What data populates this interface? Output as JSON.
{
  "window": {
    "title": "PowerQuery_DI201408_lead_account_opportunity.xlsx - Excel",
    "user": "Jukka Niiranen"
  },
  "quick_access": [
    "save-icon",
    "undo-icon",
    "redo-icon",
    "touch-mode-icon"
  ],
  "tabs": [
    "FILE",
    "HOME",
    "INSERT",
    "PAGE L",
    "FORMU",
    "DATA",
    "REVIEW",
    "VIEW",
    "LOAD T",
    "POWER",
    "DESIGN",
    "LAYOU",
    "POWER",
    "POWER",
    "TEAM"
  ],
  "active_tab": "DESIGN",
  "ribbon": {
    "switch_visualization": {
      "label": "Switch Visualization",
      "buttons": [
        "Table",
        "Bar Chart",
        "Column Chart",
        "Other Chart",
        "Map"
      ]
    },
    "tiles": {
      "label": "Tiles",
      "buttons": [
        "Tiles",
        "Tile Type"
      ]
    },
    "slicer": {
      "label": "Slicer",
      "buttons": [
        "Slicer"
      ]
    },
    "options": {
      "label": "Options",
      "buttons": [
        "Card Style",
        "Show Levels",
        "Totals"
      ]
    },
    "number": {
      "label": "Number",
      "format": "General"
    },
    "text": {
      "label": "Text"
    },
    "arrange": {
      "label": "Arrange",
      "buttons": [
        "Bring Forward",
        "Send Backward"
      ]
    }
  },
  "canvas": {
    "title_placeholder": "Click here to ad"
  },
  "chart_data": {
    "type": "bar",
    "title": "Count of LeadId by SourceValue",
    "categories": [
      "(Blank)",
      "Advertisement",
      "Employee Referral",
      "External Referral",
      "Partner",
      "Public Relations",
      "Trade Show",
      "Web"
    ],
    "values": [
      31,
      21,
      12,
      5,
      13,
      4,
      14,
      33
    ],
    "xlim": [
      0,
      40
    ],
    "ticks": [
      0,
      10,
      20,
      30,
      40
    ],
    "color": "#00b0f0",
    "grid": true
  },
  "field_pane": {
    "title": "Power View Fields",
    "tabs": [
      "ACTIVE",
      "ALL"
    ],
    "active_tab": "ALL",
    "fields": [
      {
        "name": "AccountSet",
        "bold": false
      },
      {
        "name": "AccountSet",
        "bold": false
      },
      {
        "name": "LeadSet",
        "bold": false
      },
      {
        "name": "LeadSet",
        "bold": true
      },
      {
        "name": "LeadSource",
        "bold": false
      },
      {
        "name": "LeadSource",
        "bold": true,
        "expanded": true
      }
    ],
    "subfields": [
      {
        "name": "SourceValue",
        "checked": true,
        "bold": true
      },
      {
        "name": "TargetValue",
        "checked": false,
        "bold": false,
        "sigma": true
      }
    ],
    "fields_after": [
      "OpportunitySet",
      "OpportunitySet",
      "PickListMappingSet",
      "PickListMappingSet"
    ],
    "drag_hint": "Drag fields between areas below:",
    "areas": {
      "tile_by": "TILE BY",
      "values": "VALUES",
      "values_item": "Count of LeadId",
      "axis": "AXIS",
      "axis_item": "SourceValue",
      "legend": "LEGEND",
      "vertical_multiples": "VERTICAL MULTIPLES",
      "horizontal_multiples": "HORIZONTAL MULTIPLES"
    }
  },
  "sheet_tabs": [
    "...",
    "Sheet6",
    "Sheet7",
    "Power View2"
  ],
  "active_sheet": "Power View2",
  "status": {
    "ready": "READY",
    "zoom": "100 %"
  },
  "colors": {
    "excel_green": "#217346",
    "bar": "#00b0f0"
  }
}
────
| Exercise |
Only lines with the word "true" should be collected from the material.

| Task output |
    "grid": true
        "bold": true
        "bold": true,
        "expanded": true
        "checked": true,
        "bold": true
        "sigma": true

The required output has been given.